GIVEN INFORMATION -
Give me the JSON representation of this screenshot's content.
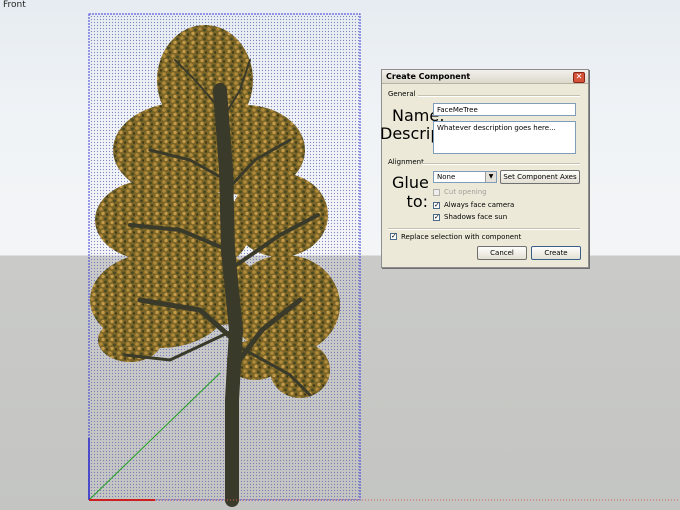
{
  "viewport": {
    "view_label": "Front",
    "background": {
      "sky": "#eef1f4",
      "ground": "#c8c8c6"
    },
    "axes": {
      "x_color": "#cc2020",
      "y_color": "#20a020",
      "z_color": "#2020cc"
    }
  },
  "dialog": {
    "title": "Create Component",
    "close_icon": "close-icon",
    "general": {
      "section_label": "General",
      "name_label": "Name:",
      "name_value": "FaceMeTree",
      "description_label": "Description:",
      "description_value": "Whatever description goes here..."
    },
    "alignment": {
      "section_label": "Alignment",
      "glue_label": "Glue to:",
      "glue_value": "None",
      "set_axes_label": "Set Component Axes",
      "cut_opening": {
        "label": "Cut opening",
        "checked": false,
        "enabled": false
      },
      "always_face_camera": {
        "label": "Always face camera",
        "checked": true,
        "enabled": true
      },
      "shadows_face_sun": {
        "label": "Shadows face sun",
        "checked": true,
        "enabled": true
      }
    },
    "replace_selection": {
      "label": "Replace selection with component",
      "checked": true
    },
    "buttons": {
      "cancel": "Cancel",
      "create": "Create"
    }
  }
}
--
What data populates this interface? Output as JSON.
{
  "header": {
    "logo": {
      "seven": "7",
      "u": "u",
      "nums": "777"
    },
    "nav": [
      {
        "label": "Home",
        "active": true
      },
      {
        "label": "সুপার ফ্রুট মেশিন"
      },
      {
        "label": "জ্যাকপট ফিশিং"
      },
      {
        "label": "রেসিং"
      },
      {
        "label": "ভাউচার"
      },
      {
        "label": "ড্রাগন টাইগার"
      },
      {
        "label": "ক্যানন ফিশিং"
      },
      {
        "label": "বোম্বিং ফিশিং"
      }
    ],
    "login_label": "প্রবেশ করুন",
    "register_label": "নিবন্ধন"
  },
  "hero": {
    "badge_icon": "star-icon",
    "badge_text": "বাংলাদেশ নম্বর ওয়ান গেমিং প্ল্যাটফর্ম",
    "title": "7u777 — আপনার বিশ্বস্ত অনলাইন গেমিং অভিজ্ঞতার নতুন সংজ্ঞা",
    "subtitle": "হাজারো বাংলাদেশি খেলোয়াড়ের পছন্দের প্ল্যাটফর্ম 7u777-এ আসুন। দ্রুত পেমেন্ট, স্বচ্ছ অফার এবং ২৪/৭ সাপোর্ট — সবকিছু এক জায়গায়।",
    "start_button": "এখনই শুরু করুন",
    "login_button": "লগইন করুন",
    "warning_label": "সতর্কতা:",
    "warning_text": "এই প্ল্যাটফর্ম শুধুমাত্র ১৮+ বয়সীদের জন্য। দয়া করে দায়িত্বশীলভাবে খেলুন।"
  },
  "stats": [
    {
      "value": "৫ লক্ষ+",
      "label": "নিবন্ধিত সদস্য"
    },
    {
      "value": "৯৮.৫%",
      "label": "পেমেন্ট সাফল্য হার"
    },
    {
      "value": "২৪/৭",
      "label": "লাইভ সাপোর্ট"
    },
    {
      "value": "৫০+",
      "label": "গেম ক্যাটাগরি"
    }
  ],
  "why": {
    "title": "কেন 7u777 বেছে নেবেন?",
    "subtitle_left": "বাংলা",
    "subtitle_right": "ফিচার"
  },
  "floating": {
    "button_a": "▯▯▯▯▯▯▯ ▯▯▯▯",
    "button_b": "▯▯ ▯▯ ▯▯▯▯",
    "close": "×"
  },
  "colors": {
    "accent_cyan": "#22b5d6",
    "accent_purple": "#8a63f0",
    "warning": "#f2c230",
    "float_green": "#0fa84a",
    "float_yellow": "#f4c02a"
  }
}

TASK TO COMPLETE - Where does the word "this" appear in the listing? List each line that holds it.

FULL ANSWER -
Give me the JSON representation of this screenshot's content.
What data populates this interface? Output as JSON.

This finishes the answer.